● **Textauszug**:
-- -- --

Möglicher Pakt mit Tunesien zweischneidig

Seit Monaten versuchen zahlreiche Migrantinnen und Migranten, von Tunesien über das Mittelmeer in die EU zu gelangen. Brüssel will das eindämmen: Im Ringen um ein Migrationsabkommen boten europäische Spitzenpolitikerinnen und -politiker der Regierung in Tunis zuletzt viel Geld an. Doch wie sinnvoll ist so ein Abkommen, wie es am Wochenende von EU-Kommissionspräsidentin Ursula von der Leyen ins Spiel gebracht worden war, tatsächlich?

Verhandlungen mit Tunesien zu verweigern sei nicht nur „realpolitisch“, sondern auch moralisch „nicht wirklich koherent“, sagte der Migrationsexperte Gerald Knaus, der die Denkfabrik European Stability Initiative (ESI) leitet, im Gespräch mit ORF.at. Er begründet das einerseits mit bereits stattfindenden Gesprächen zwischen Italien und Tunesien und andererseits mit der stets steigenden Zahl an ertrunkenen Geflüchteten im Mittelmeer. „Aber das heißt nicht, dass jeder Deal legitim oder zu rechtfertigen ist“, so Knaus.

Die Migrationsforscherin Judith Kohlenberger kann einem Pakt hingegen wenig abgewinnen. „Man macht sich damit wiederum von einem Drittstaat mit zweifelhafter Menschenrechtslage abhängig“, sagte die Expertin der Wirtschaftsuniversität Wien im Ö1-Morgenjournal.

EU-Gelder für Tunesien?

-- -- --

● **Erfasste Daten**:

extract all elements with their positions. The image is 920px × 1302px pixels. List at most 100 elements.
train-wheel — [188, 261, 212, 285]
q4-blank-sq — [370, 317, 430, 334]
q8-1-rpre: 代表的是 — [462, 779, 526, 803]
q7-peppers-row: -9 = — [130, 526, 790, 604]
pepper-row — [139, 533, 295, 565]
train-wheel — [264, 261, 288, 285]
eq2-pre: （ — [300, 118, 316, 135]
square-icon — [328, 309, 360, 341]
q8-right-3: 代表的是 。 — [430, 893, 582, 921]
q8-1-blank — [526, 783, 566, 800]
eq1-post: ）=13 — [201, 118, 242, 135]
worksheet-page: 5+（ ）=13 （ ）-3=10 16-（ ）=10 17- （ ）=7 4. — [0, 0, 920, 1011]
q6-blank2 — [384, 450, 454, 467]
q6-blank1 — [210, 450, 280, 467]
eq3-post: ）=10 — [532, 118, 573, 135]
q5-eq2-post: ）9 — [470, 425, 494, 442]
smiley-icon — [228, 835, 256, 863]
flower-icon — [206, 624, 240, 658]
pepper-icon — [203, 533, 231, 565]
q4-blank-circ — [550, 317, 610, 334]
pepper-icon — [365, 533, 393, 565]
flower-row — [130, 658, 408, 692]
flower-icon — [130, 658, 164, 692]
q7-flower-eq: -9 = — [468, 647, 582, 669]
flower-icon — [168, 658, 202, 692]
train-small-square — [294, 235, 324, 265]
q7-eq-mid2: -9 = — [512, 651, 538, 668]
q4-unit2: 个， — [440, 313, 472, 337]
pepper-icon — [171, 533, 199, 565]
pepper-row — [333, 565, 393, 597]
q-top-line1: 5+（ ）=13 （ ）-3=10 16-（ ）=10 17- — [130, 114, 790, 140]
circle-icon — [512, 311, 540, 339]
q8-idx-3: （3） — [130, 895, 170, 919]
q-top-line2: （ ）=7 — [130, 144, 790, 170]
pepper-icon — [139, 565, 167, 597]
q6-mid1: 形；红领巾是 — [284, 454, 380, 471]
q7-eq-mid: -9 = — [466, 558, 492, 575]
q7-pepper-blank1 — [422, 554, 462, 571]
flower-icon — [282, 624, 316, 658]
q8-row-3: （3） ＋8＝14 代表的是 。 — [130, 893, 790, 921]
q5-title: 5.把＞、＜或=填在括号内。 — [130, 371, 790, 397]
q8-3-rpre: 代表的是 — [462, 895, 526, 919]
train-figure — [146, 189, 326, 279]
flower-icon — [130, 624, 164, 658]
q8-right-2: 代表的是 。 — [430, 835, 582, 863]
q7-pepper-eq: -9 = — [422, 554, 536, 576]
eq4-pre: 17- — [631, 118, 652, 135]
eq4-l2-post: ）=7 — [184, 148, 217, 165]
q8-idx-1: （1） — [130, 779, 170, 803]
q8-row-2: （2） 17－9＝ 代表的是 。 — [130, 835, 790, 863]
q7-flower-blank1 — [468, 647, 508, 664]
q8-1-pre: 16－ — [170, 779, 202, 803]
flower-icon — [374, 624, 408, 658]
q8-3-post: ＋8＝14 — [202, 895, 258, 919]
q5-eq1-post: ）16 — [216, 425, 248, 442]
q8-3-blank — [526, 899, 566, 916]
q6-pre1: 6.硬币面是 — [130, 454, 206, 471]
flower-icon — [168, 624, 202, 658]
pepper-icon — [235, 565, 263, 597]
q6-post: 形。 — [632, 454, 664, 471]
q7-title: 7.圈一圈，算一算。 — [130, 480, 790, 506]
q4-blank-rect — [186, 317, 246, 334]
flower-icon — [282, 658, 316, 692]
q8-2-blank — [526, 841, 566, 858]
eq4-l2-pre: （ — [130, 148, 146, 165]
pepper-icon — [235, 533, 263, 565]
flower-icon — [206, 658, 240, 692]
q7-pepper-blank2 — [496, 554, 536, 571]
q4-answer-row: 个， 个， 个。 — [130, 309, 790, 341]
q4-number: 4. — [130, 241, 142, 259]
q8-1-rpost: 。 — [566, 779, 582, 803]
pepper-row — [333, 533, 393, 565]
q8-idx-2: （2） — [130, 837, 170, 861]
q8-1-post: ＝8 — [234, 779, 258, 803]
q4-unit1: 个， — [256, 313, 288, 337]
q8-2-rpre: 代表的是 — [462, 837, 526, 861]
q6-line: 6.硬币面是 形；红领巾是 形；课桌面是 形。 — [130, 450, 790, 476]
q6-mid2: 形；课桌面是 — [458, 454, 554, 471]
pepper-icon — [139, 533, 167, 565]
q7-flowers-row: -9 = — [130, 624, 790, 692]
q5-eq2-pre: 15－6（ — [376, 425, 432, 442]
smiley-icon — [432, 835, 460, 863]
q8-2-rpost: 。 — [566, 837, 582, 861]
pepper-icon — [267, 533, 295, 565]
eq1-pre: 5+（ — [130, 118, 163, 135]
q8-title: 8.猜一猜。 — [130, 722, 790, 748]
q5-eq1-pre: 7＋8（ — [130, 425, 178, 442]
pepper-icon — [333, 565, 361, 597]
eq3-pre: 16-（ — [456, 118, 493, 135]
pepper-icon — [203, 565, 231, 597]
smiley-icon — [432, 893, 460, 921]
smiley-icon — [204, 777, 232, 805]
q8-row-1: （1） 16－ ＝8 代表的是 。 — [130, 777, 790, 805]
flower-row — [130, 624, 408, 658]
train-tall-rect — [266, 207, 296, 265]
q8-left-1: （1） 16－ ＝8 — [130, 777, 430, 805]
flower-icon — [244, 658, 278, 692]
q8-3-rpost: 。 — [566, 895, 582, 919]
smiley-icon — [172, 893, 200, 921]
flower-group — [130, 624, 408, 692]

-- -- --

● **Deine Aufgaben**:
1. Welche Denkfabrik leitet Gerald Knaus laut dem Text über den Pakt mit Tunesien?
2. Aktualisiere im Text über den Pakt mit Tunesien die Stelle von „Möglicher Pakt mit“ bis „worden war, tatsächlich?“ und ersetze dabei „Migrationsabkommen“ durch „Abkommen zur Migration“.
3. Welche Personen werden im Text über den Pakt mit Tunesien mit Namen genannt? Zähle alle auf.

● **Lösungen je Aufgabe**:
1. Die European Stability Initiative (ESI).

2.
Möglicher Pakt mit Tunesien zweischneidig

Seit Monaten versuchen zahlreiche Migrantinnen und Migranten, von Tunesien über das Mittelmeer in die EU zu gelangen. Brüssel will das eindämmen: Im Ringen um ein Abkommen zur Migration boten europäische Spitzenpolitikerinnen und -politiker der Regierung in Tunis zuletzt viel Geld an. Doch wie sinnvoll ist so ein Abkommen, wie es am Wochenende von EU-Kommissionspräsidentin Ursula von der Leyen ins Spiel gebracht worden war, tatsächlich?

3. Ursula von der Leyen, Gerald Knaus, Judith Kohlenberger